__STATED PROBLEM__: Transcribe all the records with complete accuracy.

__DATA ROWS__:
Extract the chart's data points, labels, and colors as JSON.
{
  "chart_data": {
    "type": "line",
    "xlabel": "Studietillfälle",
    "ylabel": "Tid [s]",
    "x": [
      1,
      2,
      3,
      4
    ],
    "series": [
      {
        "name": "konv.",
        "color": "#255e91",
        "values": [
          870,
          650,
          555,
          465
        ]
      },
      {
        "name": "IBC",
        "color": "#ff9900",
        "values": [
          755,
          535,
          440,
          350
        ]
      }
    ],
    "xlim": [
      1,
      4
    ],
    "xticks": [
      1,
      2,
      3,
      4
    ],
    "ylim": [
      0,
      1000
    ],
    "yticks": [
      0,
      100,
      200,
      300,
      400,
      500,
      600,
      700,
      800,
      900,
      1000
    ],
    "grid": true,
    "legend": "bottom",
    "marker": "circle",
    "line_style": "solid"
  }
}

__COMPLETED TASK__:
Extract the chart's data points, labels, and colors as JSON.
{
  "chart_data": {
    "type": "line",
    "xlabel": "Studietillfälle",
    "ylabel": "Tid [s]",
    "x": [
      1,
      2,
      3,
      4
    ],
    "series": [
      {
        "name": "konv.",
        "color": "#255e91",
        "values": [
          870,
          650,
          555,
          465
        ]
      },
      {
        "name": "IBC",
        "color": "#ff9900",
        "values": [
          755,
          535,
          440,
          350
        ]
      }
    ],
    "xlim": [
      1,
      4
    ],
    "xticks": [
      1,
      2,
      3,
      4
    ],
    "ylim": [
      0,
      1000
    ],
    "yticks": [
      0,
      100,
      200,
      300,
      400,
      500,
      600,
      700,
      800,
      900,
      1000
    ],
    "grid": true,
    "legend": "bottom",
    "marker": "circle",
    "line_style": "solid"
  }
}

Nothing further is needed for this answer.